Directions for this task:
Find each line containing the string "color" and return it.

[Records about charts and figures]
┌────────
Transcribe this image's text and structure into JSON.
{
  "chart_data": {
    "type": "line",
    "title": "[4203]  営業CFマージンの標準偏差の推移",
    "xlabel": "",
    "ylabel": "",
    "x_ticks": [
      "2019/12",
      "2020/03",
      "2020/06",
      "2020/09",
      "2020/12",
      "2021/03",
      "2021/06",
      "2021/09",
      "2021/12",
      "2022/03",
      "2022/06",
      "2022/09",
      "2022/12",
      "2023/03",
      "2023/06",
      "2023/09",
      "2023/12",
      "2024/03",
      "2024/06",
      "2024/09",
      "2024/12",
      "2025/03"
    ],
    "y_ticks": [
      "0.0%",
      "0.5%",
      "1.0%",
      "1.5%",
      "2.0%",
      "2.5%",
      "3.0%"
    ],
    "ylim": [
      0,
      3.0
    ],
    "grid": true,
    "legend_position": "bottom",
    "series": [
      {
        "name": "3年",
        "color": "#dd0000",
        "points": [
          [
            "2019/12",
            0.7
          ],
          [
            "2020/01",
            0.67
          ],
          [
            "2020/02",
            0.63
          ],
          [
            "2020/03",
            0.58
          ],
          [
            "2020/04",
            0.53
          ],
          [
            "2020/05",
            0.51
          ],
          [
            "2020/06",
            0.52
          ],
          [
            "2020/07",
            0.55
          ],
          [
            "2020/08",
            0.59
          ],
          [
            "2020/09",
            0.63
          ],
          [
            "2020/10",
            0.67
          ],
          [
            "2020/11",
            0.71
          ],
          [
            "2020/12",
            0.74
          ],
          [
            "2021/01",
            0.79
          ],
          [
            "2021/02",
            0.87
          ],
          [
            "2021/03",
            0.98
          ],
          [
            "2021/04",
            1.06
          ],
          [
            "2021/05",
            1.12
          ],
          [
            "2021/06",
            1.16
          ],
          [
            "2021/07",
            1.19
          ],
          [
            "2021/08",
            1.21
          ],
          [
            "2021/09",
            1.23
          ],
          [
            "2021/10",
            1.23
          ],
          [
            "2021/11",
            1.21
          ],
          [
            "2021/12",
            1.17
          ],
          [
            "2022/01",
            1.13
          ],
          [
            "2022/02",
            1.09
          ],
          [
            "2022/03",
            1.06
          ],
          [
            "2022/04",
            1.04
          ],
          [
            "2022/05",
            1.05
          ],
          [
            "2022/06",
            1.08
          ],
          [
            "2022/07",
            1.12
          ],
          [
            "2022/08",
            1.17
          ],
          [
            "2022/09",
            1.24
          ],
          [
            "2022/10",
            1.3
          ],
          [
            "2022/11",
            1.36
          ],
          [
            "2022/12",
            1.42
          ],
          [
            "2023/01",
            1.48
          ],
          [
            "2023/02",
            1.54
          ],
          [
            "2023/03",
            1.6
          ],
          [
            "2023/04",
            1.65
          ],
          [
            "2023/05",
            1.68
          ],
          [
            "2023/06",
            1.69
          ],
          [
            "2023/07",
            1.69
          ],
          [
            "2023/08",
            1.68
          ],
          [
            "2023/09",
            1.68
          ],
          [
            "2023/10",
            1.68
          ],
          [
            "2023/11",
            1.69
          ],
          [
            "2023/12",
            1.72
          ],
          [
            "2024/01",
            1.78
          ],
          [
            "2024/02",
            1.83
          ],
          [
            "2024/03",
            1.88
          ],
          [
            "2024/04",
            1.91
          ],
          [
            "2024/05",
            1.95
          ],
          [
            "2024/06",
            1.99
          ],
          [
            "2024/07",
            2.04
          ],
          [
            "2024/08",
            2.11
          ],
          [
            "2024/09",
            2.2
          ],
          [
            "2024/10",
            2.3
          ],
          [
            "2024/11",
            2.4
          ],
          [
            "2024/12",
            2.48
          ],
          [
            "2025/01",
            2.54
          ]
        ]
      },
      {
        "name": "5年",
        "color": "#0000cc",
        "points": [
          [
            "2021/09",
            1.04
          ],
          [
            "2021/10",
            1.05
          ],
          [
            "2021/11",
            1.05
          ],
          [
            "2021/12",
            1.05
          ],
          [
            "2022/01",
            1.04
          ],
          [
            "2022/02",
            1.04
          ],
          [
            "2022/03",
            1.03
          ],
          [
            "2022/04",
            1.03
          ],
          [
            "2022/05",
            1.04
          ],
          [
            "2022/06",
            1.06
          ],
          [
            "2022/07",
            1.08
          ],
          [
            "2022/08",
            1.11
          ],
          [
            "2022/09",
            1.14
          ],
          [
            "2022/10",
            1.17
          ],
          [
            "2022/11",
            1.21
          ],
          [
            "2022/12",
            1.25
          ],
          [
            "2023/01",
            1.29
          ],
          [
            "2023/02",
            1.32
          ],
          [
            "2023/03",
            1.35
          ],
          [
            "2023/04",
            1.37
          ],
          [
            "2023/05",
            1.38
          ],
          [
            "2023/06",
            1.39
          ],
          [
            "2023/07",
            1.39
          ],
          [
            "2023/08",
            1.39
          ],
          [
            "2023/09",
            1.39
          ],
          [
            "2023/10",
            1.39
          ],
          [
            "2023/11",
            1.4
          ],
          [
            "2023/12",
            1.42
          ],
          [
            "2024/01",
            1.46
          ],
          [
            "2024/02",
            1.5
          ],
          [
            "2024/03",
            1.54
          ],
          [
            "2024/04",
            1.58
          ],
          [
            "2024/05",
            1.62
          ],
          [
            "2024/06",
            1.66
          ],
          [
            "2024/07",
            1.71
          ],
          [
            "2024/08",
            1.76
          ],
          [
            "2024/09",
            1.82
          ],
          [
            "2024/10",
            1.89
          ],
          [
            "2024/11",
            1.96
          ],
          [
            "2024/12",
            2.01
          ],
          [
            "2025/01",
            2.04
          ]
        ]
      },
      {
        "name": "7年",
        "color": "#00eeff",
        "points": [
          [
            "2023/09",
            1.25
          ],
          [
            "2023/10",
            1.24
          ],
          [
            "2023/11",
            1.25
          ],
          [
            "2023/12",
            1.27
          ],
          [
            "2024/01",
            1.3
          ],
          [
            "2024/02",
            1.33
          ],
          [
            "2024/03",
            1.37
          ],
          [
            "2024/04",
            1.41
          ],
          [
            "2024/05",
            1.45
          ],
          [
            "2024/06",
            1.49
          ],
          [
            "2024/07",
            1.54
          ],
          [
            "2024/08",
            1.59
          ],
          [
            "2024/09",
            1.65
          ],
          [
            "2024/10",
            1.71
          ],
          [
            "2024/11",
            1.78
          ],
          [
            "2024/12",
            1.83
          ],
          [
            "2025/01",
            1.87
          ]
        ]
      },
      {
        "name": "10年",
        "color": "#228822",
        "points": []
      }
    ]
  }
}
└────────
Complete answer:
        "color": "#dd0000",
        "color": "#0000cc",
        "color": "#00eeff",
        "color": "#228822",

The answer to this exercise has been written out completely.